Data extracted from a collection:
'''
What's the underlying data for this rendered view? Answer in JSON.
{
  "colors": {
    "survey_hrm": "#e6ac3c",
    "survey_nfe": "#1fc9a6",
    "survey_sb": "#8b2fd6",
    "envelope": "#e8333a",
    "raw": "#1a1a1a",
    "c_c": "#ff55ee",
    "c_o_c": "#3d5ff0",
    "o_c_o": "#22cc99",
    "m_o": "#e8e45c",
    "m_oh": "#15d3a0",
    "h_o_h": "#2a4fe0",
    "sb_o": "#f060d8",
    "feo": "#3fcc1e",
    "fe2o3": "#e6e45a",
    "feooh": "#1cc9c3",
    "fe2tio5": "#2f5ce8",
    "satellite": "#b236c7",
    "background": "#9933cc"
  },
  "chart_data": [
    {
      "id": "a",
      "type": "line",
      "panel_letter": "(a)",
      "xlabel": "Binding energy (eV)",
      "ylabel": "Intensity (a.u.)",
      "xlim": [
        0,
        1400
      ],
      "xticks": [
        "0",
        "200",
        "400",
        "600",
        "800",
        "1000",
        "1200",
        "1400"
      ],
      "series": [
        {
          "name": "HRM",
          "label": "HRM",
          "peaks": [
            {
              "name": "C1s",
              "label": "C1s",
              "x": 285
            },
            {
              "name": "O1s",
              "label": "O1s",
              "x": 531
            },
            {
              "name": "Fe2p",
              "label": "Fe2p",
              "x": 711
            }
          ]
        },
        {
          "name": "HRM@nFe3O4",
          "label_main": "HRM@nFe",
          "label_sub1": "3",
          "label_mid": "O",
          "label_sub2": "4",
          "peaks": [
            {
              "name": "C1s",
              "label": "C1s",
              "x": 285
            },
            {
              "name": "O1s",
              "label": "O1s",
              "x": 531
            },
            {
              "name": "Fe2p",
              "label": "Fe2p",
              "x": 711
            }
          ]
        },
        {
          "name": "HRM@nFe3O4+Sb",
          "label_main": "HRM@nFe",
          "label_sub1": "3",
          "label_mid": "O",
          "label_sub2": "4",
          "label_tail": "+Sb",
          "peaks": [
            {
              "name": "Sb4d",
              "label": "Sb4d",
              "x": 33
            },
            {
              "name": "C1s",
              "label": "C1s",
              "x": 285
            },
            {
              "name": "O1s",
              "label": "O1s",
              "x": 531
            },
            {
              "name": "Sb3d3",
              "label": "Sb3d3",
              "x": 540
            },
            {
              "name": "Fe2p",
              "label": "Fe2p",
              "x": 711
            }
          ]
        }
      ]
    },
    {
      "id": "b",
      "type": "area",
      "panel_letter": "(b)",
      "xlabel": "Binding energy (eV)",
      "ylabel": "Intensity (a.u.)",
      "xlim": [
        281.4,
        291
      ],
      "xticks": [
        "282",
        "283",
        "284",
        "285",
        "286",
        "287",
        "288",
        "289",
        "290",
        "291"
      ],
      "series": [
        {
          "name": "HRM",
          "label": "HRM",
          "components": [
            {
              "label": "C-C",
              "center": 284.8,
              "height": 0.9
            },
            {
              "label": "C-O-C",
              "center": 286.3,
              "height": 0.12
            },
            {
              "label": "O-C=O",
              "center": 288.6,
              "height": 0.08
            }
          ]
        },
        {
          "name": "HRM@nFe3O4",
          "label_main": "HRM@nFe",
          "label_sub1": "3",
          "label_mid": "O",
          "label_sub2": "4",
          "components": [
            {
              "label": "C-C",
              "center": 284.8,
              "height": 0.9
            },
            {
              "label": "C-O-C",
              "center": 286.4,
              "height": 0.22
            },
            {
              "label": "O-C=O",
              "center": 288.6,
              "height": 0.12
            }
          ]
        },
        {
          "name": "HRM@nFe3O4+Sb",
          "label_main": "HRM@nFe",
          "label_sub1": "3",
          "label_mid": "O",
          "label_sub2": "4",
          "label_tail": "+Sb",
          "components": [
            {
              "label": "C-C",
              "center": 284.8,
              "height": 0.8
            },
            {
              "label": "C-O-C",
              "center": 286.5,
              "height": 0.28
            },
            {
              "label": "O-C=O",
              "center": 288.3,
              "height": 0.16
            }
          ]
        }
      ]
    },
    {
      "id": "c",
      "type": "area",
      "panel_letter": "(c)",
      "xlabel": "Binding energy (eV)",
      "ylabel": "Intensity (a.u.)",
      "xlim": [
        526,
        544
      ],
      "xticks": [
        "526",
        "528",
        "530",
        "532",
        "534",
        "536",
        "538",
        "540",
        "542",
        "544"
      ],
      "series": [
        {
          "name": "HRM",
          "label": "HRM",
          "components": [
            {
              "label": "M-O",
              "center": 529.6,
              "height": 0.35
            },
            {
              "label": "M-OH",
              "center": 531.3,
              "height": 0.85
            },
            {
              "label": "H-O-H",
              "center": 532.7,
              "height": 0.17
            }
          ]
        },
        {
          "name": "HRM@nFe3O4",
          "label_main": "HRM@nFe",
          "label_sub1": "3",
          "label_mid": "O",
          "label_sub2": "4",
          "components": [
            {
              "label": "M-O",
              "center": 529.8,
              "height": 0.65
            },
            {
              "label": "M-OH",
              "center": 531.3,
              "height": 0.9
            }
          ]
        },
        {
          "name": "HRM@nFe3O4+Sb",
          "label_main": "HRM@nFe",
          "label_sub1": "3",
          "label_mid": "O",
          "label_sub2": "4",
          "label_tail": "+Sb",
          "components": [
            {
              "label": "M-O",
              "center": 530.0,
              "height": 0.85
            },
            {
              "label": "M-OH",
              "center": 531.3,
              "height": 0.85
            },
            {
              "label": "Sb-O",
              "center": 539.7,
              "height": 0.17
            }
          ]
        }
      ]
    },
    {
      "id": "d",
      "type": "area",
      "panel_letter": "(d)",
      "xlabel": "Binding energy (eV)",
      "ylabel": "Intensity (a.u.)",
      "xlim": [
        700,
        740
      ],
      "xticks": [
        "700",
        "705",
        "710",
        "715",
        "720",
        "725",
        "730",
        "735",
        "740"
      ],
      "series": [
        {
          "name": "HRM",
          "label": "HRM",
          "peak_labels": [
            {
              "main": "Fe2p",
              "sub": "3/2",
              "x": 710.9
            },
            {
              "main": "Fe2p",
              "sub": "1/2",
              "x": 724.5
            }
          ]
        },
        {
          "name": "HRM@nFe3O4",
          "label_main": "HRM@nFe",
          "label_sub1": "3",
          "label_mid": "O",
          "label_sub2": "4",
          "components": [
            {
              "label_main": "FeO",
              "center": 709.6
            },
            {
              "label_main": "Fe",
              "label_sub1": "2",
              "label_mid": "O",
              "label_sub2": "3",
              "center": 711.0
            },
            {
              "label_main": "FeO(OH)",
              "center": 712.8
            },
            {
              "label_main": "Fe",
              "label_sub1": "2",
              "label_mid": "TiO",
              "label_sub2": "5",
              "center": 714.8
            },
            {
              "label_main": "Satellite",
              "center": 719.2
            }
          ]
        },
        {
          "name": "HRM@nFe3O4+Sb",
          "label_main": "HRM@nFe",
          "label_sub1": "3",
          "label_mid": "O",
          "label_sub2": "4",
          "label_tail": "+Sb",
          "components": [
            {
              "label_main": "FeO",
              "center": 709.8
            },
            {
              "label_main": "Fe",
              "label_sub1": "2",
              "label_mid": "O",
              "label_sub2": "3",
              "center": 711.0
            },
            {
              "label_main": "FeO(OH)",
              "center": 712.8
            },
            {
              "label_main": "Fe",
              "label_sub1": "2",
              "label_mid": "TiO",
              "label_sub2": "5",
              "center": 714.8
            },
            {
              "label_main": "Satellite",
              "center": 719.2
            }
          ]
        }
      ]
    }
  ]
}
'''
Your task is to print the whole listing again exactly.

- _Exercise output_
What's the underlying data for this rendered view? Answer in JSON.
{
  "colors": {
    "survey_hrm": "#e6ac3c",
    "survey_nfe": "#1fc9a6",
    "survey_sb": "#8b2fd6",
    "envelope": "#e8333a",
    "raw": "#1a1a1a",
    "c_c": "#ff55ee",
    "c_o_c": "#3d5ff0",
    "o_c_o": "#22cc99",
    "m_o": "#e8e45c",
    "m_oh": "#15d3a0",
    "h_o_h": "#2a4fe0",
    "sb_o": "#f060d8",
    "feo": "#3fcc1e",
    "fe2o3": "#e6e45a",
    "feooh": "#1cc9c3",
    "fe2tio5": "#2f5ce8",
    "satellite": "#b236c7",
    "background": "#9933cc"
  },
  "chart_data": [
    {
      "id": "a",
      "type": "line",
      "panel_letter": "(a)",
      "xlabel": "Binding energy (eV)",
      "ylabel": "Intensity (a.u.)",
      "xlim": [
        0,
        1400
      ],
      "xticks": [
        "0",
        "200",
        "400",
        "600",
        "800",
        "1000",
        "1200",
        "1400"
      ],
      "series": [
        {
          "name": "HRM",
          "label": "HRM",
          "peaks": [
            {
              "name": "C1s",
              "label": "C1s",
              "x": 285
            },
            {
              "name": "O1s",
              "label": "O1s",
              "x": 531
            },
            {
              "name": "Fe2p",
              "label": "Fe2p",
              "x": 711
            }
          ]
        },
        {
          "name": "HRM@nFe3O4",
          "label_main": "HRM@nFe",
          "label_sub1": "3",
          "label_mid": "O",
          "label_sub2": "4",
          "peaks": [
            {
              "name": "C1s",
              "label": "C1s",
              "x": 285
            },
            {
              "name": "O1s",
              "label": "O1s",
              "x": 531
            },
            {
              "name": "Fe2p",
              "label": "Fe2p",
              "x": 711
            }
          ]
        },
        {
          "name": "HRM@nFe3O4+Sb",
          "label_main": "HRM@nFe",
          "label_sub1": "3",
          "label_mid": "O",
          "label_sub2": "4",
          "label_tail": "+Sb",
          "peaks": [
            {
              "name": "Sb4d",
              "label": "Sb4d",
              "x": 33
            },
            {
              "name": "C1s",
              "label": "C1s",
              "x": 285
            },
            {
              "name": "O1s",
              "label": "O1s",
              "x": 531
            },
            {
              "name": "Sb3d3",
              "label": "Sb3d3",
              "x": 540
            },
            {
              "name": "Fe2p",
              "label": "Fe2p",
              "x": 711
            }
          ]
        }
      ]
    },
    {
      "id": "b",
      "type": "area",
      "panel_letter": "(b)",
      "xlabel": "Binding energy (eV)",
      "ylabel": "Intensity (a.u.)",
      "xlim": [
        281.4,
        291
      ],
      "xticks": [
        "282",
        "283",
        "284",
        "285",
        "286",
        "287",
        "288",
        "289",
        "290",
        "291"
      ],
      "series": [
        {
          "name": "HRM",
          "label": "HRM",
          "components": [
            {
              "label": "C-C",
              "center": 284.8,
              "height": 0.9
            },
            {
              "label": "C-O-C",
              "center": 286.3,
              "height": 0.12
            },
            {
              "label": "O-C=O",
              "center": 288.6,
              "height": 0.08
            }
          ]
        },
        {
          "name": "HRM@nFe3O4",
          "label_main": "HRM@nFe",
          "label_sub1": "3",
          "label_mid": "O",
          "label_sub2": "4",
          "components": [
            {
              "label": "C-C",
              "center": 284.8,
              "height": 0.9
            },
            {
              "label": "C-O-C",
              "center": 286.4,
              "height": 0.22
            },
            {
              "label": "O-C=O",
              "center": 288.6,
              "height": 0.12
            }
          ]
        },
        {
          "name": "HRM@nFe3O4+Sb",
          "label_main": "HRM@nFe",
          "label_sub1": "3",
          "label_mid": "O",
          "label_sub2": "4",
          "label_tail": "+Sb",
          "components": [
            {
              "label": "C-C",
              "center": 284.8,
              "height": 0.8
            },
            {
              "label": "C-O-C",
              "center": 286.5,
              "height": 0.28
            },
            {
              "label": "O-C=O",
              "center": 288.3,
              "height": 0.16
            }
          ]
        }
      ]
    },
    {
      "id": "c",
      "type": "area",
      "panel_letter": "(c)",
      "xlabel": "Binding energy (eV)",
      "ylabel": "Intensity (a.u.)",
      "xlim": [
        526,
        544
      ],
      "xticks": [
        "526",
        "528",
        "530",
        "532",
        "534",
        "536",
        "538",
        "540",
        "542",
        "544"
      ],
      "series": [
        {
          "name": "HRM",
          "label": "HRM",
          "components": [
            {
              "label": "M-O",
              "center": 529.6,
              "height": 0.35
            },
            {
              "label": "M-OH",
              "center": 531.3,
              "height": 0.85
            },
            {
              "label": "H-O-H",
              "center": 532.7,
              "height": 0.17
            }
          ]
        },
        {
          "name": "HRM@nFe3O4",
          "label_main": "HRM@nFe",
          "label_sub1": "3",
          "label_mid": "O",
          "label_sub2": "4",
          "components": [
            {
              "label": "M-O",
              "center": 529.8,
              "height": 0.65
            },
            {
              "label": "M-OH",
              "center": 531.3,
              "height": 0.9
            }
          ]
        },
        {
          "name": "HRM@nFe3O4+Sb",
          "label_main": "HRM@nFe",
          "label_sub1": "3",
          "label_mid": "O",
          "label_sub2": "4",
          "label_tail": "+Sb",
          "components": [
            {
              "label": "M-O",
              "center": 530.0,
              "height": 0.85
            },
            {
              "label": "M-OH",
              "center": 531.3,
              "height": 0.85
            },
            {
              "label": "Sb-O",
              "center": 539.7,
              "height": 0.17
            }
          ]
        }
      ]
    },
    {
      "id": "d",
      "type": "area",
      "panel_letter": "(d)",
      "xlabel": "Binding energy (eV)",
      "ylabel": "Intensity (a.u.)",
      "xlim": [
        700,
        740
      ],
      "xticks": [
        "700",
        "705",
        "710",
        "715",
        "720",
        "725",
        "730",
        "735",
        "740"
      ],
      "series": [
        {
          "name": "HRM",
          "label": "HRM",
          "peak_labels": [
            {
              "main": "Fe2p",
              "sub": "3/2",
              "x": 710.9
            },
            {
              "main": "Fe2p",
              "sub": "1/2",
              "x": 724.5
            }
          ]
        },
        {
          "name": "HRM@nFe3O4",
          "label_main": "HRM@nFe",
          "label_sub1": "3",
          "label_mid": "O",
          "label_sub2": "4",
          "components": [
            {
              "label_main": "FeO",
              "center": 709.6
            },
            {
              "label_main": "Fe",
              "label_sub1": "2",
              "label_mid": "O",
              "label_sub2": "3",
              "center": 711.0
            },
            {
              "label_main": "FeO(OH)",
              "center": 712.8
            },
            {
              "label_main": "Fe",
              "label_sub1": "2",
              "label_mid": "TiO",
              "label_sub2": "5",
              "center": 714.8
            },
            {
              "label_main": "Satellite",
              "center": 719.2
            }
          ]
        },
        {
          "name": "HRM@nFe3O4+Sb",
          "label_main": "HRM@nFe",
          "label_sub1": "3",
          "label_mid": "O",
          "label_sub2": "4",
          "label_tail": "+Sb",
          "components": [
            {
              "label_main": "FeO",
              "center": 709.8
            },
            {
              "label_main": "Fe",
              "label_sub1": "2",
              "label_mid": "O",
              "label_sub2": "3",
              "center": 711.0
            },
            {
              "label_main": "FeO(OH)",
              "center": 712.8
            },
            {
              "label_main": "Fe",
              "label_sub1": "2",
              "label_mid": "TiO",
              "label_sub2": "5",
              "center": 714.8
            },
            {
              "label_main": "Satellite",
              "center": 719.2
            }
          ]
        }
      ]
    }
  ]
}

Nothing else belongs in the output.